### SHORT PROBLEM
Using the listing below, report all lines holding the word "гепатиты".

** START SOURCE MATERIAL **

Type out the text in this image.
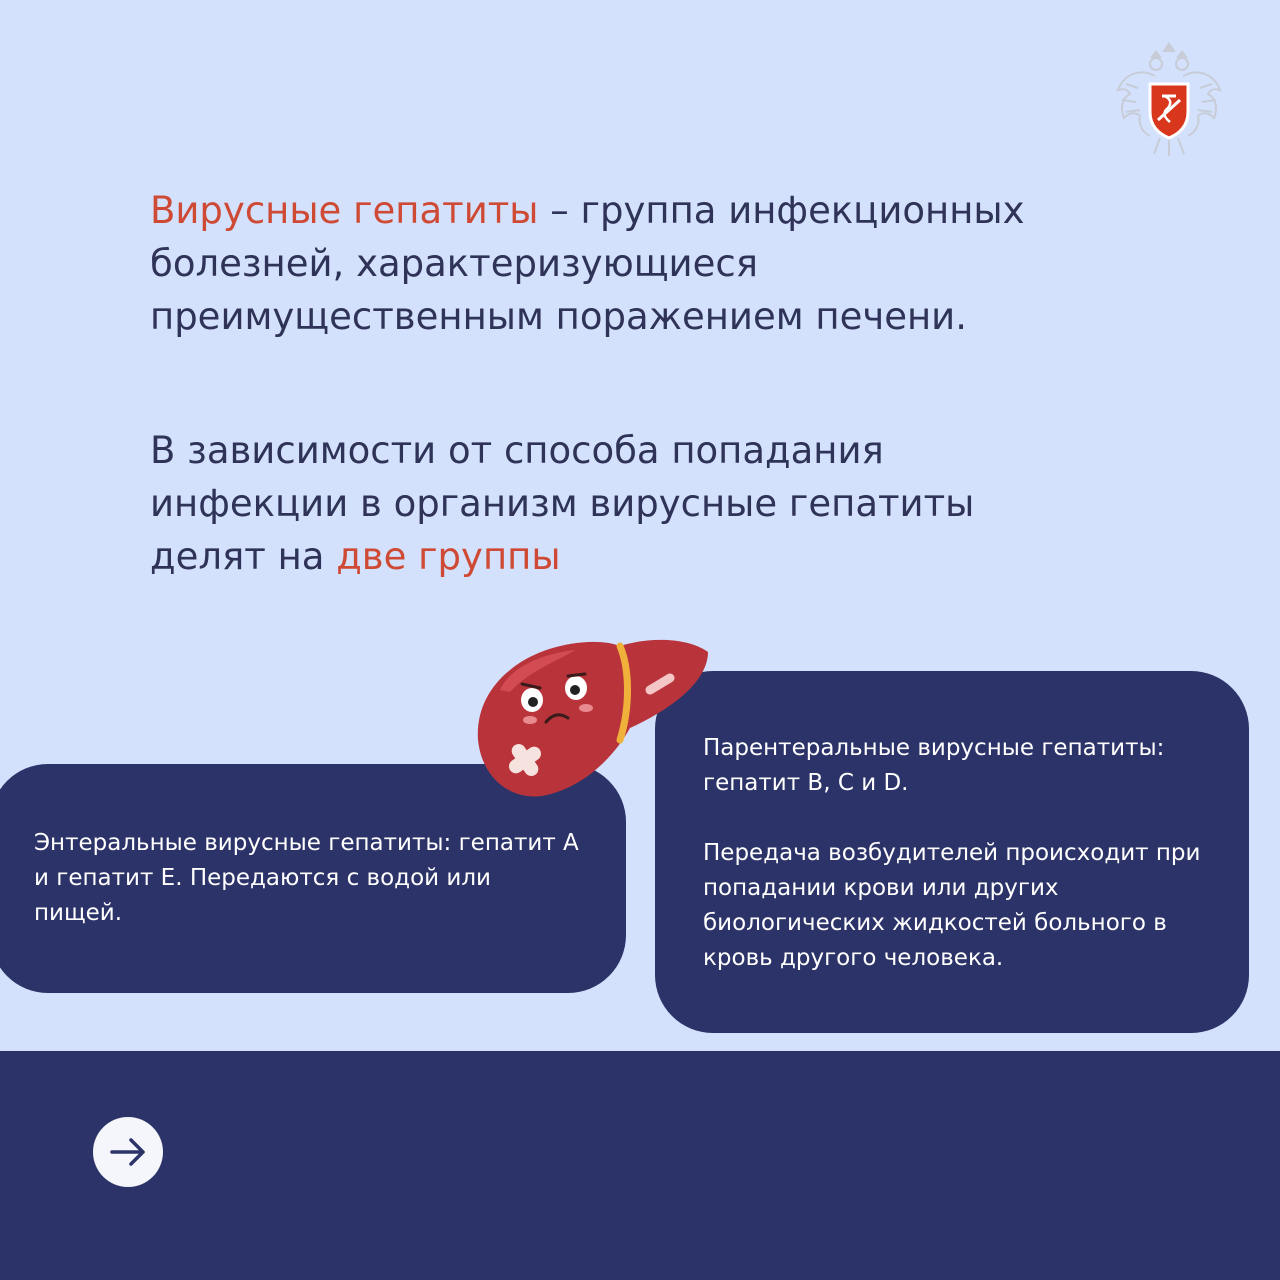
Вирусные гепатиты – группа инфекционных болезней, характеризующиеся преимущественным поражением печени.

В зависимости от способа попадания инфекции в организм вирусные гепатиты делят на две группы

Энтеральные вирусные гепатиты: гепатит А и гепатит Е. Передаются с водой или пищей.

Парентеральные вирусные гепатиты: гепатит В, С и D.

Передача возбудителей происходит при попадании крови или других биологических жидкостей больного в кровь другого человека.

** END SOURCE MATERIAL **

### COMPLETE OUTPUT
Вирусные гепатиты – группа инфекционных болезней, характеризующиеся преимущественным поражением печени.
В зависимости от способа попадания инфекции в организм вирусные гепатиты делят на две группы
Энтеральные вирусные гепатиты: гепатит А и гепатит Е. Передаются с водой или пищей.
Парентеральные вирусные гепатиты: гепатит В, С и D.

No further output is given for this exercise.